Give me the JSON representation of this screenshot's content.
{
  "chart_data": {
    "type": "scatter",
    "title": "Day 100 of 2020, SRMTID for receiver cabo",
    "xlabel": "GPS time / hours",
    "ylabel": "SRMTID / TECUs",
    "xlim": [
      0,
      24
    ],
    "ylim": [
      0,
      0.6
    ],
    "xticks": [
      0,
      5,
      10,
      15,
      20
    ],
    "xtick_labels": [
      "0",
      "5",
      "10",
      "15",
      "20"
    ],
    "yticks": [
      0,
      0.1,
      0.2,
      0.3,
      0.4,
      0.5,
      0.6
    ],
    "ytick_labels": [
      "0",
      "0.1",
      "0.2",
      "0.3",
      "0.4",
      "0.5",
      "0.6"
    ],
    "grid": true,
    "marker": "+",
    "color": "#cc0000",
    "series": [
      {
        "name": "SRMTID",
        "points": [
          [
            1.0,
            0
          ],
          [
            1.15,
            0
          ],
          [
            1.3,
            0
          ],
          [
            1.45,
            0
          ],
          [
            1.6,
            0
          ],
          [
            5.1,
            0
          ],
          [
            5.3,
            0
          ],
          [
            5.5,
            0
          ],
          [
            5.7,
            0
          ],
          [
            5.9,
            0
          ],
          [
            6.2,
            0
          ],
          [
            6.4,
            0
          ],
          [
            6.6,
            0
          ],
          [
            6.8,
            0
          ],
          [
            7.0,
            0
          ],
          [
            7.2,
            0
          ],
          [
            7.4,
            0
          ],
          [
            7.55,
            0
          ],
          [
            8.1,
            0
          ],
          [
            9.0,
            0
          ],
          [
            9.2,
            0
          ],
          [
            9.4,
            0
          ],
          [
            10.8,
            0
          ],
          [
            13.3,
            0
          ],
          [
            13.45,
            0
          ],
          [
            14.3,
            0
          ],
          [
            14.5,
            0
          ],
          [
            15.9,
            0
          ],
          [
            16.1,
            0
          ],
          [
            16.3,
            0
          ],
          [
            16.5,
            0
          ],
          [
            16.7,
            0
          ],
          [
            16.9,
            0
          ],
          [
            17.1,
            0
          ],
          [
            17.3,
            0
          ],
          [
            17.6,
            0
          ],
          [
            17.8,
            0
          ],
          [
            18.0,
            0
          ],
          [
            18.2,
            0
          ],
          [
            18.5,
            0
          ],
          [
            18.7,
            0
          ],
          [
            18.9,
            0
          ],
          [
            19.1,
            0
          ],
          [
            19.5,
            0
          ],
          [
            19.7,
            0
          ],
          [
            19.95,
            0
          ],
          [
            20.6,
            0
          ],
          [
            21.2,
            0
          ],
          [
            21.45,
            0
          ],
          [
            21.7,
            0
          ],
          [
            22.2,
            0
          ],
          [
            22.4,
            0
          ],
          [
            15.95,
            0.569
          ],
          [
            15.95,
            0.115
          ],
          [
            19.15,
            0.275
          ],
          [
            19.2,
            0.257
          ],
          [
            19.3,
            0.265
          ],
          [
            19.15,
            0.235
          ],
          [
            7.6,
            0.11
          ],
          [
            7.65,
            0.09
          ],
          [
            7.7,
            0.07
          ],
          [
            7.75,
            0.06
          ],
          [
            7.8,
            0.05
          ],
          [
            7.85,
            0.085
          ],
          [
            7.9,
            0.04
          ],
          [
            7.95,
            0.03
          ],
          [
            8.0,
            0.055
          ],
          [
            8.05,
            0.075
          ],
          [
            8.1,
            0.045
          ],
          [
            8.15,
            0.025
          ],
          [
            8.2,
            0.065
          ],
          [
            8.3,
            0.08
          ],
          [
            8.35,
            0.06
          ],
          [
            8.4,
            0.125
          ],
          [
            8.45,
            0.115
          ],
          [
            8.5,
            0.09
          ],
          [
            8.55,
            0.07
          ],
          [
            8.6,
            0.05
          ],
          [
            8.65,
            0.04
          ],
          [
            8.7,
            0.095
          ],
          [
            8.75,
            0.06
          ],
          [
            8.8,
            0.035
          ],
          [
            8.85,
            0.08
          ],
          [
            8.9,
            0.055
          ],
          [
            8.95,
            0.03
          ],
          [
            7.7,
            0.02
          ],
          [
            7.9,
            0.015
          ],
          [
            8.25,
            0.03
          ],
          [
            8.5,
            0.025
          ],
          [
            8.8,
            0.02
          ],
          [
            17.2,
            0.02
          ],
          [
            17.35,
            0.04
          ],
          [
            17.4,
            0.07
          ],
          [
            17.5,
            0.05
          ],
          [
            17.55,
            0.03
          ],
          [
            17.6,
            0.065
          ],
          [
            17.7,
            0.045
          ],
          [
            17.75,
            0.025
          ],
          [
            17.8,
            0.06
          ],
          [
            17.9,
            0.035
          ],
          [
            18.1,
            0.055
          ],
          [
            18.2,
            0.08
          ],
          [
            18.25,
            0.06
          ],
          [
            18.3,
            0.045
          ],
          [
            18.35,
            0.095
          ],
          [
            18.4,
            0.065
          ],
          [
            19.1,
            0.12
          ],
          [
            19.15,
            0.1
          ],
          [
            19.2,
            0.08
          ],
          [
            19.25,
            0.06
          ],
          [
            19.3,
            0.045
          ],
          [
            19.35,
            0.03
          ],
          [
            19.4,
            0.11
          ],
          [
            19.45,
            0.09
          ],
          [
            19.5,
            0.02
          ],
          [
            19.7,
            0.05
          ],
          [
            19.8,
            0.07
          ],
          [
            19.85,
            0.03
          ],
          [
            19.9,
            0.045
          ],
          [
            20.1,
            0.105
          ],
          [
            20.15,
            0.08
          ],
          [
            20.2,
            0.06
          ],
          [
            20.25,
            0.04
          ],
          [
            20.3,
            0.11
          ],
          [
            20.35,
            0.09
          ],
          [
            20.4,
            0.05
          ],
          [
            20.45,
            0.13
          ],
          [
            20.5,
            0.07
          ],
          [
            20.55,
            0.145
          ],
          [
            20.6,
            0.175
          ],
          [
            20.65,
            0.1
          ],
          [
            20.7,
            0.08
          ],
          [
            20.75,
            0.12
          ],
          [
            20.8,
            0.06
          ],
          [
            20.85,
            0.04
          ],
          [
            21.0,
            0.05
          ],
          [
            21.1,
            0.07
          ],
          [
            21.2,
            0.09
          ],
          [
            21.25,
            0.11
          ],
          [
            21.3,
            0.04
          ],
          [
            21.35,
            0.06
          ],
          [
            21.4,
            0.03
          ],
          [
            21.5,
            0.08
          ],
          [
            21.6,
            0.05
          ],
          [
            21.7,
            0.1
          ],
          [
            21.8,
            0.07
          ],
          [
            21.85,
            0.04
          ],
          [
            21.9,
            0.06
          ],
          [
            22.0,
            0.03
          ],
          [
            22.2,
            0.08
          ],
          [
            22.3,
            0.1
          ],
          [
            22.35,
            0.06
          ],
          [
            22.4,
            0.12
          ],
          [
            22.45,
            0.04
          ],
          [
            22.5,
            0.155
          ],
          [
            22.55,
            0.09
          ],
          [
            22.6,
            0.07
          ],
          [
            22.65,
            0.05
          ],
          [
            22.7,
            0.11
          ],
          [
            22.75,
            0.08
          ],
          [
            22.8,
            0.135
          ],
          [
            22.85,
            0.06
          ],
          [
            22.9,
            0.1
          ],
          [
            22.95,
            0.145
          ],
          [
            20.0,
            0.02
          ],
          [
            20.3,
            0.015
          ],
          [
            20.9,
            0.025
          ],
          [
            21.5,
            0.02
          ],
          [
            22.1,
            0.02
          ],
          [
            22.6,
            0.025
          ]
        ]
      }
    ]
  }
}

───

Goal: Take the entries above and transcribe them exactly.

Task solution:
Give me the JSON representation of this screenshot's content.
{
  "chart_data": {
    "type": "scatter",
    "title": "Day 100 of 2020, SRMTID for receiver cabo",
    "xlabel": "GPS time / hours",
    "ylabel": "SRMTID / TECUs",
    "xlim": [
      0,
      24
    ],
    "ylim": [
      0,
      0.6
    ],
    "xticks": [
      0,
      5,
      10,
      15,
      20
    ],
    "xtick_labels": [
      "0",
      "5",
      "10",
      "15",
      "20"
    ],
    "yticks": [
      0,
      0.1,
      0.2,
      0.3,
      0.4,
      0.5,
      0.6
    ],
    "ytick_labels": [
      "0",
      "0.1",
      "0.2",
      "0.3",
      "0.4",
      "0.5",
      "0.6"
    ],
    "grid": true,
    "marker": "+",
    "color": "#cc0000",
    "series": [
      {
        "name": "SRMTID",
        "points": [
          [
            1.0,
            0
          ],
          [
            1.15,
            0
          ],
          [
            1.3,
            0
          ],
          [
            1.45,
            0
          ],
          [
            1.6,
            0
          ],
          [
            5.1,
            0
          ],
          [
            5.3,
            0
          ],
          [
            5.5,
            0
          ],
          [
            5.7,
            0
          ],
          [
            5.9,
            0
          ],
          [
            6.2,
            0
          ],
          [
            6.4,
            0
          ],
          [
            6.6,
            0
          ],
          [
            6.8,
            0
          ],
          [
            7.0,
            0
          ],
          [
            7.2,
            0
          ],
          [
            7.4,
            0
          ],
          [
            7.55,
            0
          ],
          [
            8.1,
            0
          ],
          [
            9.0,
            0
          ],
          [
            9.2,
            0
          ],
          [
            9.4,
            0
          ],
          [
            10.8,
            0
          ],
          [
            13.3,
            0
          ],
          [
            13.45,
            0
          ],
          [
            14.3,
            0
          ],
          [
            14.5,
            0
          ],
          [
            15.9,
            0
          ],
          [
            16.1,
            0
          ],
          [
            16.3,
            0
          ],
          [
            16.5,
            0
          ],
          [
            16.7,
            0
          ],
          [
            16.9,
            0
          ],
          [
            17.1,
            0
          ],
          [
            17.3,
            0
          ],
          [
            17.6,
            0
          ],
          [
            17.8,
            0
          ],
          [
            18.0,
            0
          ],
          [
            18.2,
            0
          ],
          [
            18.5,
            0
          ],
          [
            18.7,
            0
          ],
          [
            18.9,
            0
          ],
          [
            19.1,
            0
          ],
          [
            19.5,
            0
          ],
          [
            19.7,
            0
          ],
          [
            19.95,
            0
          ],
          [
            20.6,
            0
          ],
          [
            21.2,
            0
          ],
          [
            21.45,
            0
          ],
          [
            21.7,
            0
          ],
          [
            22.2,
            0
          ],
          [
            22.4,
            0
          ],
          [
            15.95,
            0.569
          ],
          [
            15.95,
            0.115
          ],
          [
            19.15,
            0.275
          ],
          [
            19.2,
            0.257
          ],
          [
            19.3,
            0.265
          ],
          [
            19.15,
            0.235
          ],
          [
            7.6,
            0.11
          ],
          [
            7.65,
            0.09
          ],
          [
            7.7,
            0.07
          ],
          [
            7.75,
            0.06
          ],
          [
            7.8,
            0.05
          ],
          [
            7.85,
            0.085
          ],
          [
            7.9,
            0.04
          ],
          [
            7.95,
            0.03
          ],
          [
            8.0,
            0.055
          ],
          [
            8.05,
            0.075
          ],
          [
            8.1,
            0.045
          ],
          [
            8.15,
            0.025
          ],
          [
            8.2,
            0.065
          ],
          [
            8.3,
            0.08
          ],
          [
            8.35,
            0.06
          ],
          [
            8.4,
            0.125
          ],
          [
            8.45,
            0.115
          ],
          [
            8.5,
            0.09
          ],
          [
            8.55,
            0.07
          ],
          [
            8.6,
            0.05
          ],
          [
            8.65,
            0.04
          ],
          [
            8.7,
            0.095
          ],
          [
            8.75,
            0.06
          ],
          [
            8.8,
            0.035
          ],
          [
            8.85,
            0.08
          ],
          [
            8.9,
            0.055
          ],
          [
            8.95,
            0.03
          ],
          [
            7.7,
            0.02
          ],
          [
            7.9,
            0.015
          ],
          [
            8.25,
            0.03
          ],
          [
            8.5,
            0.025
          ],
          [
            8.8,
            0.02
          ],
          [
            17.2,
            0.02
          ],
          [
            17.35,
            0.04
          ],
          [
            17.4,
            0.07
          ],
          [
            17.5,
            0.05
          ],
          [
            17.55,
            0.03
          ],
          [
            17.6,
            0.065
          ],
          [
            17.7,
            0.045
          ],
          [
            17.75,
            0.025
          ],
          [
            17.8,
            0.06
          ],
          [
            17.9,
            0.035
          ],
          [
            18.1,
            0.055
          ],
          [
            18.2,
            0.08
          ],
          [
            18.25,
            0.06
          ],
          [
            18.3,
            0.045
          ],
          [
            18.35,
            0.095
          ],
          [
            18.4,
            0.065
          ],
          [
            19.1,
            0.12
          ],
          [
            19.15,
            0.1
          ],
          [
            19.2,
            0.08
          ],
          [
            19.25,
            0.06
          ],
          [
            19.3,
            0.045
          ],
          [
            19.35,
            0.03
          ],
          [
            19.4,
            0.11
          ],
          [
            19.45,
            0.09
          ],
          [
            19.5,
            0.02
          ],
          [
            19.7,
            0.05
          ],
          [
            19.8,
            0.07
          ],
          [
            19.85,
            0.03
          ],
          [
            19.9,
            0.045
          ],
          [
            20.1,
            0.105
          ],
          [
            20.15,
            0.08
          ],
          [
            20.2,
            0.06
          ],
          [
            20.25,
            0.04
          ],
          [
            20.3,
            0.11
          ],
          [
            20.35,
            0.09
          ],
          [
            20.4,
            0.05
          ],
          [
            20.45,
            0.13
          ],
          [
            20.5,
            0.07
          ],
          [
            20.55,
            0.145
          ],
          [
            20.6,
            0.175
          ],
          [
            20.65,
            0.1
          ],
          [
            20.7,
            0.08
          ],
          [
            20.75,
            0.12
          ],
          [
            20.8,
            0.06
          ],
          [
            20.85,
            0.04
          ],
          [
            21.0,
            0.05
          ],
          [
            21.1,
            0.07
          ],
          [
            21.2,
            0.09
          ],
          [
            21.25,
            0.11
          ],
          [
            21.3,
            0.04
          ],
          [
            21.35,
            0.06
          ],
          [
            21.4,
            0.03
          ],
          [
            21.5,
            0.08
          ],
          [
            21.6,
            0.05
          ],
          [
            21.7,
            0.1
          ],
          [
            21.8,
            0.07
          ],
          [
            21.85,
            0.04
          ],
          [
            21.9,
            0.06
          ],
          [
            22.0,
            0.03
          ],
          [
            22.2,
            0.08
          ],
          [
            22.3,
            0.1
          ],
          [
            22.35,
            0.06
          ],
          [
            22.4,
            0.12
          ],
          [
            22.45,
            0.04
          ],
          [
            22.5,
            0.155
          ],
          [
            22.55,
            0.09
          ],
          [
            22.6,
            0.07
          ],
          [
            22.65,
            0.05
          ],
          [
            22.7,
            0.11
          ],
          [
            22.75,
            0.08
          ],
          [
            22.8,
            0.135
          ],
          [
            22.85,
            0.06
          ],
          [
            22.9,
            0.1
          ],
          [
            22.95,
            0.145
          ],
          [
            20.0,
            0.02
          ],
          [
            20.3,
            0.015
          ],
          [
            20.9,
            0.025
          ],
          [
            21.5,
            0.02
          ],
          [
            22.1,
            0.02
          ],
          [
            22.6,
            0.025
          ]
        ]
      }
    ]
  }
}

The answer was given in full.